**YOUR INSTRUCTIONS**
In the records below, pick out all lines containing the word "inversión".

**EXERCISE INPUTS**
═══

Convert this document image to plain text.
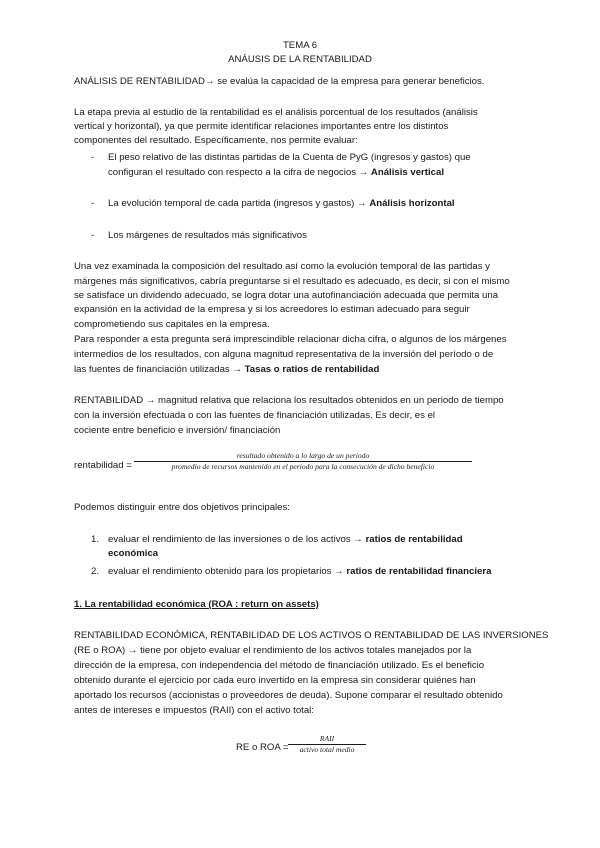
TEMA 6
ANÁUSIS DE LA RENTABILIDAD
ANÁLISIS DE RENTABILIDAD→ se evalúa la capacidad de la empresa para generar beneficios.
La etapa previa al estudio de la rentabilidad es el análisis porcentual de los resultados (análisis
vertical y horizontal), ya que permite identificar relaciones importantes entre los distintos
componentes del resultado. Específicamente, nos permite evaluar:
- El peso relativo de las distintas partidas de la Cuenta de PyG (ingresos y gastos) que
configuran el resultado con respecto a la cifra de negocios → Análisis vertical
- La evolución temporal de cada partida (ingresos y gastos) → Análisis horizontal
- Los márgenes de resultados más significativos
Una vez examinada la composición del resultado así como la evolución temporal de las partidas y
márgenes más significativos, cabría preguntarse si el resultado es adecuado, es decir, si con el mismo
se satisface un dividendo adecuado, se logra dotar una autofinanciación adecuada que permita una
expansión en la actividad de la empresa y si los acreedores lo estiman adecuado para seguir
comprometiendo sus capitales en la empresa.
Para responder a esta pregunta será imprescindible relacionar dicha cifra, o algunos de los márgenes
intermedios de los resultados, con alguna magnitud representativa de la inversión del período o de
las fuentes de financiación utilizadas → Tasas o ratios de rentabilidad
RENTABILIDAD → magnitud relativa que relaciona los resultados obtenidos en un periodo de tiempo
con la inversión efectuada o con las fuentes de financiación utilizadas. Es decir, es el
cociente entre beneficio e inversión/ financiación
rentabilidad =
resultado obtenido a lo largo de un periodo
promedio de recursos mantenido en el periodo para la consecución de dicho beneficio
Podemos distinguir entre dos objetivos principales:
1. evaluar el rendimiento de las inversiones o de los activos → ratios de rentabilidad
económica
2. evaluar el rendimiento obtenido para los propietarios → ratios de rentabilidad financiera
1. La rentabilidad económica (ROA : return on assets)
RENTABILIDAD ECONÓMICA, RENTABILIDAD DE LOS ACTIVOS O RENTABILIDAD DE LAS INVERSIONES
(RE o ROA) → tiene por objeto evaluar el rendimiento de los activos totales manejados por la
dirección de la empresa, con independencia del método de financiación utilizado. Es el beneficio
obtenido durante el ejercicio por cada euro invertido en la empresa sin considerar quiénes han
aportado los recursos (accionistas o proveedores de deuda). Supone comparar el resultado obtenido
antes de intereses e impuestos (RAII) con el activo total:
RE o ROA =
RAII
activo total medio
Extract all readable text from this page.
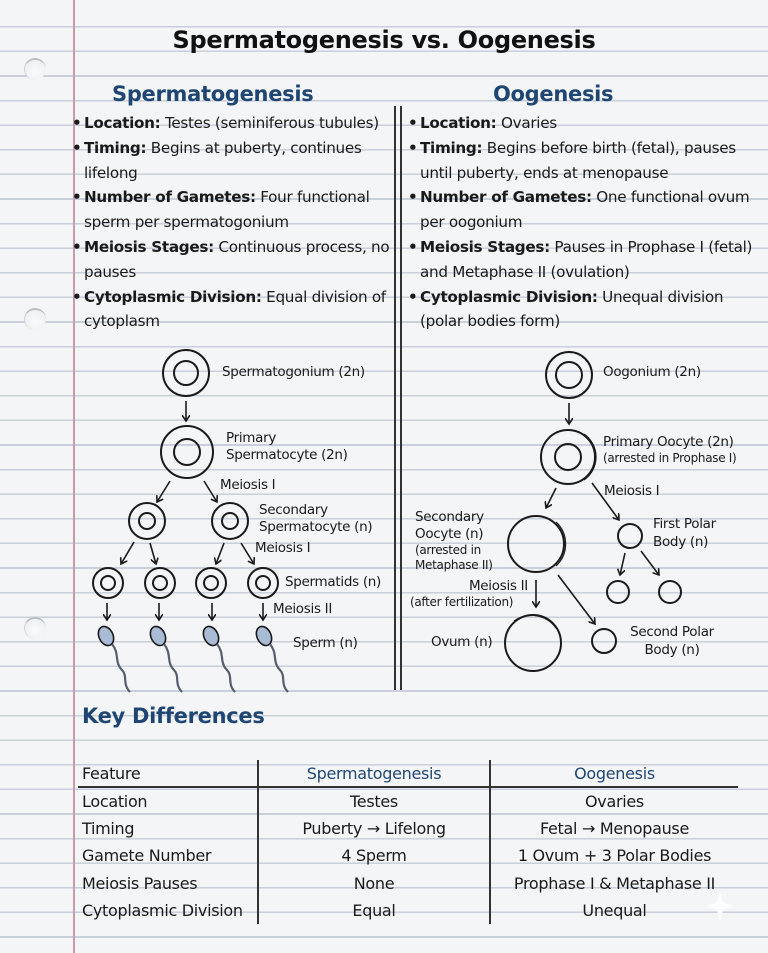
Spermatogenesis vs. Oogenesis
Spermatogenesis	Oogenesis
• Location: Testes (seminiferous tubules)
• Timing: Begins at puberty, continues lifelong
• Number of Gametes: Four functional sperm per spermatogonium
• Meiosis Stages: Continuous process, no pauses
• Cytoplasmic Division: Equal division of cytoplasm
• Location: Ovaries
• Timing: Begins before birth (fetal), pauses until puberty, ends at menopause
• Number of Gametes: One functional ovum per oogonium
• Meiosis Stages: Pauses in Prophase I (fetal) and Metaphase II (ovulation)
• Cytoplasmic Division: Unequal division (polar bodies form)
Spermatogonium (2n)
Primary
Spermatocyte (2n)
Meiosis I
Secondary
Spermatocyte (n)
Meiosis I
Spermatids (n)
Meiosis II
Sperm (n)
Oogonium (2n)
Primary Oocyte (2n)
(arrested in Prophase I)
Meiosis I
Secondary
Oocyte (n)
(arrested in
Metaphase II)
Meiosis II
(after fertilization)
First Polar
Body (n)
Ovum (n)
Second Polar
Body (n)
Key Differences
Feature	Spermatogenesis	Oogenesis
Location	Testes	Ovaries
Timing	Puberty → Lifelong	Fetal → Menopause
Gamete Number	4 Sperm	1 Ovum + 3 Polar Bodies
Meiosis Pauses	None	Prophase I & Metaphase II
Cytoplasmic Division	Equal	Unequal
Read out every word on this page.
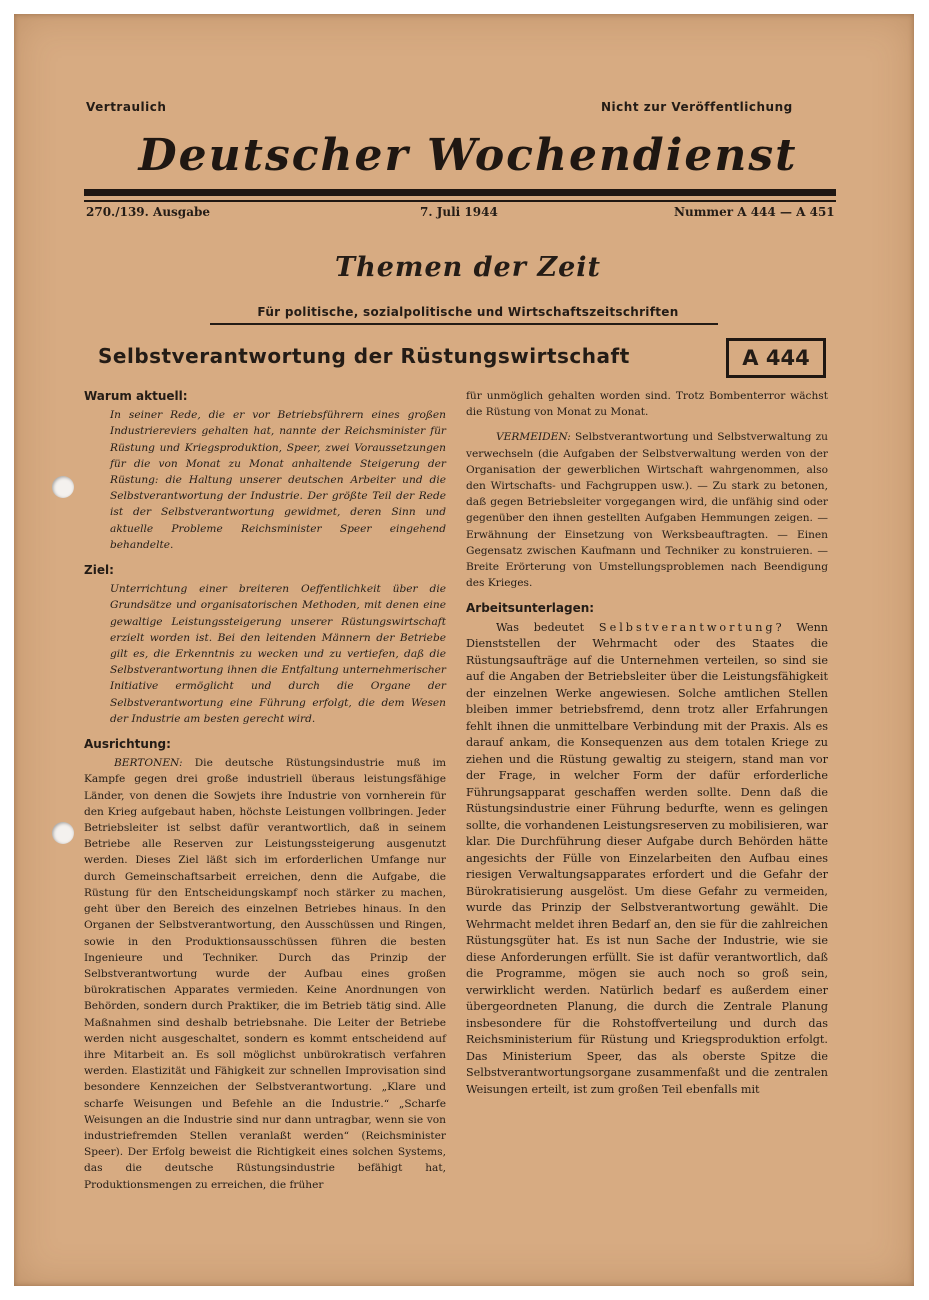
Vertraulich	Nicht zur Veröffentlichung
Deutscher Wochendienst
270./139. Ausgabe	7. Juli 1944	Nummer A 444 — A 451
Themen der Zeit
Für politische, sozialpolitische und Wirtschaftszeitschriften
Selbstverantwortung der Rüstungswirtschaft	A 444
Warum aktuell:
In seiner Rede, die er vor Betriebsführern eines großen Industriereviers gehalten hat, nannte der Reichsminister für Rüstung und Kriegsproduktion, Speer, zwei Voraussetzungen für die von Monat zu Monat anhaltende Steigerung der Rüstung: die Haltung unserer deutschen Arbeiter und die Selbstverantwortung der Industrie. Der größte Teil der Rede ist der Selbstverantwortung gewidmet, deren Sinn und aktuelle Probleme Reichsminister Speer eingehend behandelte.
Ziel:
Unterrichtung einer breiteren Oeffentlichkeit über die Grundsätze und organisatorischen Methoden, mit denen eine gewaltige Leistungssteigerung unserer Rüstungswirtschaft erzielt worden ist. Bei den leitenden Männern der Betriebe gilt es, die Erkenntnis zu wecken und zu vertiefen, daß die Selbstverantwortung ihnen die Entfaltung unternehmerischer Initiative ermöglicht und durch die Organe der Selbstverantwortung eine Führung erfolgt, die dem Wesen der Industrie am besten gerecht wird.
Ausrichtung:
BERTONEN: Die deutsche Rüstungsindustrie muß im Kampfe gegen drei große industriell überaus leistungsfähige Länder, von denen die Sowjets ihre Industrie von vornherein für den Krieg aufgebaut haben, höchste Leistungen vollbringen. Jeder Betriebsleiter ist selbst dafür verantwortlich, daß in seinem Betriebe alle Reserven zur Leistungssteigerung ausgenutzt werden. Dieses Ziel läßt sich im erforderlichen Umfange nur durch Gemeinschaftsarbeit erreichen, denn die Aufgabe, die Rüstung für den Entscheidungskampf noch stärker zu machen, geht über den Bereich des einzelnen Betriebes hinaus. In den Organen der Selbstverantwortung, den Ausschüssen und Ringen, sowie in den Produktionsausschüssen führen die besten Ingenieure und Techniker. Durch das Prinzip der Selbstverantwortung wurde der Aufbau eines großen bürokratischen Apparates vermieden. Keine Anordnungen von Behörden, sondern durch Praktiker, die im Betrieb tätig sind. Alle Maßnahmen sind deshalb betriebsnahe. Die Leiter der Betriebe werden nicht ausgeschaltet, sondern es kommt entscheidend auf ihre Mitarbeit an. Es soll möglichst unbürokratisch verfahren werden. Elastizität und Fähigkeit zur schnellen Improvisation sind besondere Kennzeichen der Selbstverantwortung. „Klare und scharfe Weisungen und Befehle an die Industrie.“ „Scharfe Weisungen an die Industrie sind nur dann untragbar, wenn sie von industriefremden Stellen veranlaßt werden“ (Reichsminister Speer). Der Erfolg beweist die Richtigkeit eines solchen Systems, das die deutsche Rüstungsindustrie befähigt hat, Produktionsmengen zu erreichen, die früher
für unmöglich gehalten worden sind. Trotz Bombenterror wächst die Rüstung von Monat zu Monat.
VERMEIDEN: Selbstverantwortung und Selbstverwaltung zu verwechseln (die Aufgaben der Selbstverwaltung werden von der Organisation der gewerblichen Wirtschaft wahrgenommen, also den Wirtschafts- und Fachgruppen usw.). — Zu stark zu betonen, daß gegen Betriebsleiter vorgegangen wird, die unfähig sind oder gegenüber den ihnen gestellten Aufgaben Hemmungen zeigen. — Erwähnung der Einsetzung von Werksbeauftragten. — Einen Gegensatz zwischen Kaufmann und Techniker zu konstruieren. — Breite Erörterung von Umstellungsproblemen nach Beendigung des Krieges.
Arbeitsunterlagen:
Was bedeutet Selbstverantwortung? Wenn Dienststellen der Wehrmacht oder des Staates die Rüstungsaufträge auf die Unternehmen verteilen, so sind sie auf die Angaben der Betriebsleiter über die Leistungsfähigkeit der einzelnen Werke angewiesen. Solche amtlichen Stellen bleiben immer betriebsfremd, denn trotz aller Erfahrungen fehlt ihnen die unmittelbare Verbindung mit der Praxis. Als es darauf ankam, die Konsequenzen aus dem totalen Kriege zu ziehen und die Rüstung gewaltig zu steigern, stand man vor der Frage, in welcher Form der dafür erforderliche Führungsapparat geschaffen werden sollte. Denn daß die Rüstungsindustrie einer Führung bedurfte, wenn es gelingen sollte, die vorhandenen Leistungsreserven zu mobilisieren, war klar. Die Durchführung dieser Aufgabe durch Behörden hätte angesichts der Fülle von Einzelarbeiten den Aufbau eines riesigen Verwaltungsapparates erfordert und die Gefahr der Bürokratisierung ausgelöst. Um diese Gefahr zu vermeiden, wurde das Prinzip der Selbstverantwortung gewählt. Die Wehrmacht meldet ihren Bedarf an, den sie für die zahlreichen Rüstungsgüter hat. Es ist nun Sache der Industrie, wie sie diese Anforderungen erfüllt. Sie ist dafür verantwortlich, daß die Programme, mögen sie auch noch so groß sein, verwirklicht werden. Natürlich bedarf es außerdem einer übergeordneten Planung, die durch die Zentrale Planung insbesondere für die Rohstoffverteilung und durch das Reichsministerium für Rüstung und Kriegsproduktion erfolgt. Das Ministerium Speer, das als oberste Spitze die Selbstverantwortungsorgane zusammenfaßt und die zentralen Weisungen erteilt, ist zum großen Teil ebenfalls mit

═══

**ANSWER TO THIS EXERCISE**
intermedios de los resultados, con alguna magnitud representativa de la inversión del período o de
con la inversión efectuada o con las fuentes de financiación utilizadas. Es decir, es el
cociente entre beneficio e inversión/ financiación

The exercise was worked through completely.